State how many lines of the entries hold the string "test", and nothing more.
Start of Provided data
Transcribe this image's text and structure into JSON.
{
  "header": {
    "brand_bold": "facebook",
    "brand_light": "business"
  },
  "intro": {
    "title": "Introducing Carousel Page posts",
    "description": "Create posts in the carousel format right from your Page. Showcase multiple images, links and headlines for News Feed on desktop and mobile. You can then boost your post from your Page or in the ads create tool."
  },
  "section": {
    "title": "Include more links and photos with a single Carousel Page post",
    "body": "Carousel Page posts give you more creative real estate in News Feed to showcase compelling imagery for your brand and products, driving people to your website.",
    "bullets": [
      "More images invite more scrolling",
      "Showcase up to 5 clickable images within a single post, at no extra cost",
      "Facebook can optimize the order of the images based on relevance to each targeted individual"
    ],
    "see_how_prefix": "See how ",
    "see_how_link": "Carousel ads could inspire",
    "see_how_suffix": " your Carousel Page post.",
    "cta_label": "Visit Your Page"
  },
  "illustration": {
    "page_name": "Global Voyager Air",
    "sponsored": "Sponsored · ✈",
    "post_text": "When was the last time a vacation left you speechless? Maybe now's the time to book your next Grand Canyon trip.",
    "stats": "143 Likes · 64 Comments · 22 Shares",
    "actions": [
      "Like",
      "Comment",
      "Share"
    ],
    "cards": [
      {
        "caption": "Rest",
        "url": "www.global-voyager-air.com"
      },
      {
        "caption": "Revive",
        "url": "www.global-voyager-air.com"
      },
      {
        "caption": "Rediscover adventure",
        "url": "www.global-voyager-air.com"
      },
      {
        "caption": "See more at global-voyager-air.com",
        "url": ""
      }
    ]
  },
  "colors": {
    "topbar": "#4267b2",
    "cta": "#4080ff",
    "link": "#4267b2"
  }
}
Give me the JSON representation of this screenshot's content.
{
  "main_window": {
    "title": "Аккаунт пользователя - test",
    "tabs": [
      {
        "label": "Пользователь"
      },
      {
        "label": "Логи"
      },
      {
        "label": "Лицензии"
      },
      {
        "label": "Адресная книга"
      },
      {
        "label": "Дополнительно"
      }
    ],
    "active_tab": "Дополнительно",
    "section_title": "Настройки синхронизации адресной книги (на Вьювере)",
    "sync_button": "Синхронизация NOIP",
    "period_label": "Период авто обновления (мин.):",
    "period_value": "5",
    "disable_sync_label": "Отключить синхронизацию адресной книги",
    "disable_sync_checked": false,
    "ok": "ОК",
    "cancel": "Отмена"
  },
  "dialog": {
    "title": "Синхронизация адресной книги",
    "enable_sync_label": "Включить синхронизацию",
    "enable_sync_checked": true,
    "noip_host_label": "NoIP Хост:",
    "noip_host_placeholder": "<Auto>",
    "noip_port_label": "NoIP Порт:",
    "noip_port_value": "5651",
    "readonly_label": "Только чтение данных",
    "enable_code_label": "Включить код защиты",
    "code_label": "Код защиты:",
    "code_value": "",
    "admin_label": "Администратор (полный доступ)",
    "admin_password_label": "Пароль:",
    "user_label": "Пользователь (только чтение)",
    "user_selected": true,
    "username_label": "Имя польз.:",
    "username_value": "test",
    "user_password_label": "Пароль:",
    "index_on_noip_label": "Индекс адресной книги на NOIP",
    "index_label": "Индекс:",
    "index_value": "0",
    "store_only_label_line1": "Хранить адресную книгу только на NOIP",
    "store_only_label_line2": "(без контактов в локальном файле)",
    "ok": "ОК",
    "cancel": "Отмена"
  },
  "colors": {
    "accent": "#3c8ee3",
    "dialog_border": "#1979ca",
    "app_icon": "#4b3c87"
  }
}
End of Provided data
Task output - 2